**Exercise objective:** A partial copy is required: transcribe exactly the lines from the one containing "Enumerate this screenshot's" through the last line below, without any pictures.

**Records:**
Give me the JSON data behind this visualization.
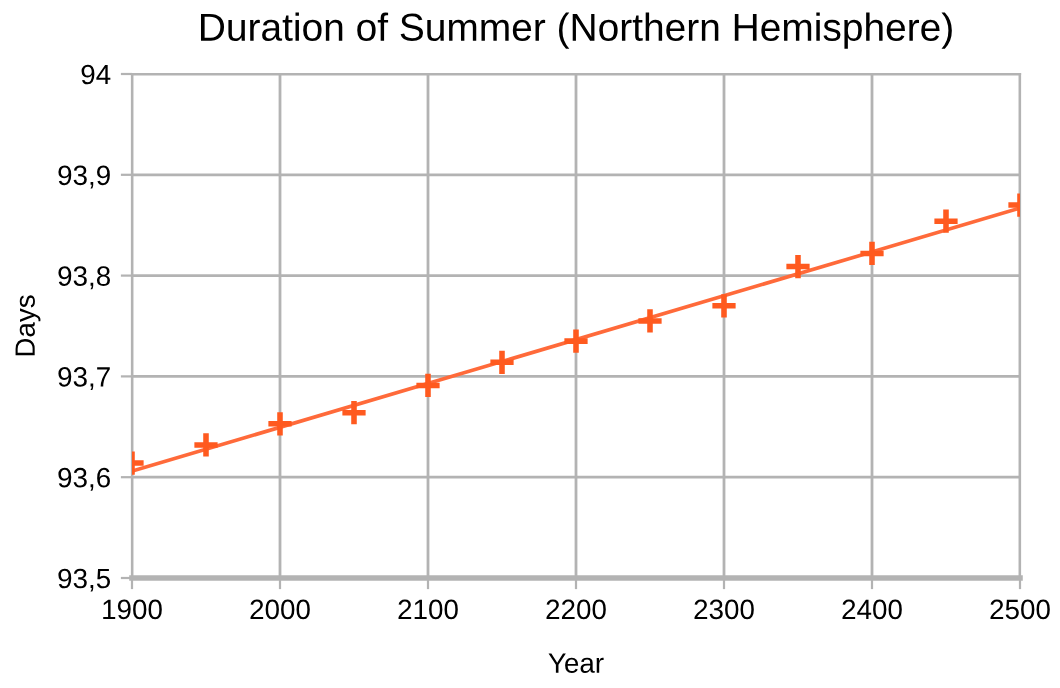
{
  "chart_data": {
    "type": "scatter",
    "title": "Duration of Summer (Northern Hemisphere)",
    "xlabel": "Year",
    "ylabel": "Days",
    "x": [
      1900,
      1950,
      2000,
      2050,
      2100,
      2150,
      2200,
      2250,
      2300,
      2350,
      2400,
      2450,
      2500
    ],
    "series": [
      {
        "color": "#ff5a1f",
        "marker": "cross",
        "values": [
          93.614,
          93.632,
          93.653,
          93.664,
          93.691,
          93.714,
          93.735,
          93.755,
          93.77,
          93.809,
          93.822,
          93.854,
          93.87
        ]
      },
      {
        "type": "line",
        "color": "#ff6a3a",
        "x": [
          1900,
          2500
        ],
        "values": [
          93.606,
          93.867
        ],
        "marker": "none",
        "line_style": "solid"
      }
    ],
    "xlim": [
      1900,
      2500
    ],
    "xticks": [
      1900,
      2000,
      2100,
      2200,
      2300,
      2400,
      2500
    ],
    "ylim": [
      93.5,
      94
    ],
    "yticks": [
      {
        "value": 93.5,
        "label": "93,5"
      },
      {
        "value": 93.6,
        "label": "93,6"
      },
      {
        "value": 93.7,
        "label": "93,7"
      },
      {
        "value": 93.8,
        "label": "93,8"
      },
      {
        "value": 93.9,
        "label": "93,9"
      },
      94
    ],
    "grid": true,
    "legend": false
  }
}
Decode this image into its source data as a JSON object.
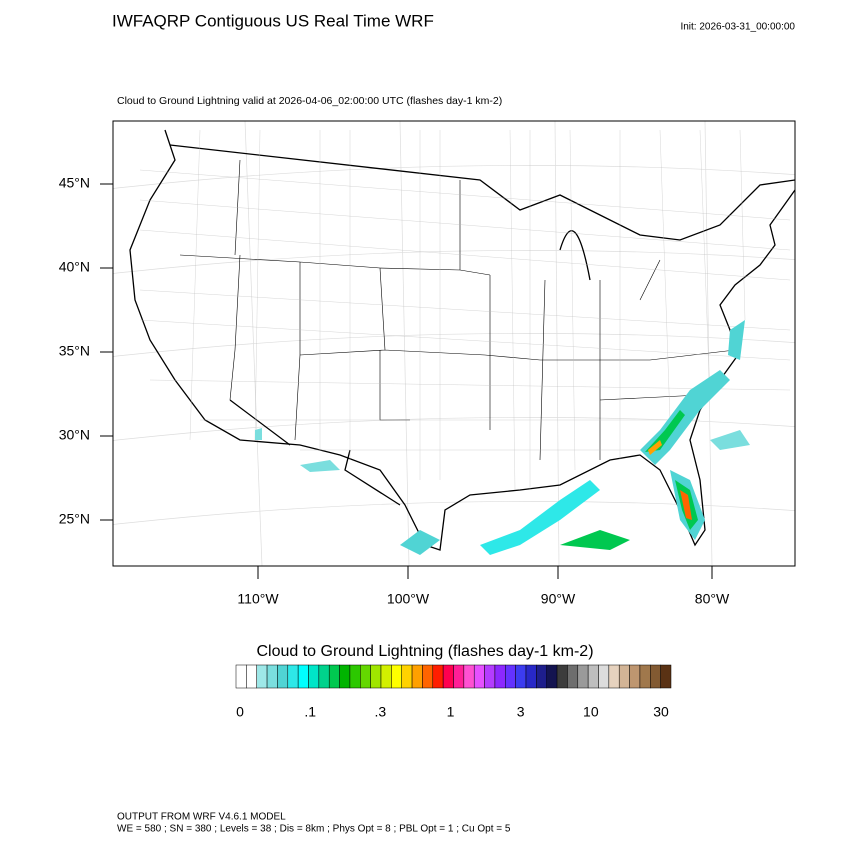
{
  "header": {
    "title": "IWFAQRP Contiguous US Real Time WRF",
    "init": "Init: 2026-03-31_00:00:00"
  },
  "map": {
    "subtitle": "Cloud to Ground Lightning valid at 2026-04-06_02:00:00 UTC   (flashes day-1 km-2)",
    "lat_labels": [
      "45°N",
      "40°N",
      "35°N",
      "30°N",
      "25°N"
    ],
    "lon_labels": [
      "110°W",
      "100°W",
      "90°W",
      "80°W"
    ]
  },
  "legend": {
    "title": "Cloud to Ground Lightning  (flashes day-1 km-2)",
    "labels": [
      "0",
      ".1",
      ".3",
      "1",
      "3",
      "10",
      "30"
    ],
    "colors": [
      "#ffffff",
      "#ffffff",
      "#9ee8e8",
      "#7adede",
      "#50d4d4",
      "#2ee8e8",
      "#00ffff",
      "#00e6c8",
      "#00d28c",
      "#00c850",
      "#00b400",
      "#2cc800",
      "#64d700",
      "#a0e600",
      "#d2f000",
      "#ffff00",
      "#ffd200",
      "#ffa000",
      "#ff6400",
      "#ff1e00",
      "#ff0050",
      "#ff1e96",
      "#ff50d2",
      "#e650ff",
      "#b43cff",
      "#8c28ff",
      "#6432ff",
      "#3c3cf0",
      "#2828c8",
      "#1e1e8c",
      "#141450",
      "#3c3c3c",
      "#6e6e6e",
      "#9a9a9a",
      "#bebebe",
      "#dcdcdc",
      "#e6d2be",
      "#d2b496",
      "#be9670",
      "#a0784c",
      "#825a32",
      "#5a3214"
    ]
  },
  "footer": {
    "line1": "OUTPUT FROM WRF V4.6.1 MODEL",
    "line2": "WE = 580 ; SN = 380 ; Levels = 38 ; Dis = 8km ; Phys Opt = 8 ; PBL Opt = 1 ; Cu Opt = 5"
  }
}
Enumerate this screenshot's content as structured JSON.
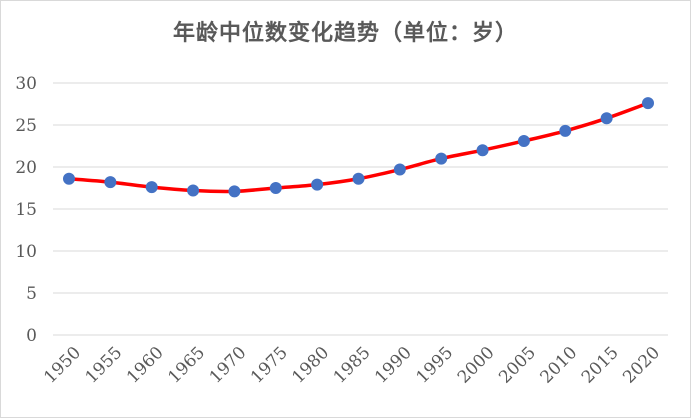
{
  "chart_data": {
    "type": "line",
    "title": "年龄中位数变化趋势（单位：岁）",
    "x": [
      "1950",
      "1955",
      "1960",
      "1965",
      "1970",
      "1975",
      "1980",
      "1985",
      "1990",
      "1995",
      "2000",
      "2005",
      "2010",
      "2015",
      "2020"
    ],
    "series": [
      {
        "values": [
          18.6,
          18.2,
          17.6,
          17.2,
          17.1,
          17.5,
          17.9,
          18.6,
          19.7,
          21.0,
          22.0,
          23.1,
          24.3,
          25.8,
          27.6
        ]
      }
    ],
    "ylim": [
      0,
      30
    ],
    "yticks": [
      0,
      5,
      10,
      15,
      20,
      25,
      30
    ],
    "grid": true,
    "legend": "none",
    "colors": {
      "line": "#ff0000",
      "marker": "#4472c4",
      "grid": "#d9d9d9",
      "text": "#595959"
    }
  }
}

**Exercise output:**
Enumerate this screenshot's content as structured JSON.
{
  "chart_data": {
    "type": "line",
    "title": "年龄中位数变化趋势（单位：岁）",
    "x": [
      "1950",
      "1955",
      "1960",
      "1965",
      "1970",
      "1975",
      "1980",
      "1985",
      "1990",
      "1995",
      "2000",
      "2005",
      "2010",
      "2015",
      "2020"
    ],
    "series": [
      {
        "values": [
          18.6,
          18.2,
          17.6,
          17.2,
          17.1,
          17.5,
          17.9,
          18.6,
          19.7,
          21.0,
          22.0,
          23.1,
          24.3,
          25.8,
          27.6
        ]
      }
    ],
    "ylim": [
      0,
      30
    ],
    "yticks": [
      0,
      5,
      10,
      15,
      20,
      25,
      30
    ],
    "grid": true,
    "legend": "none",
    "colors": {
      "line": "#ff0000",
      "marker": "#4472c4",
      "grid": "#d9d9d9",
      "text": "#595959"
    }
  }
}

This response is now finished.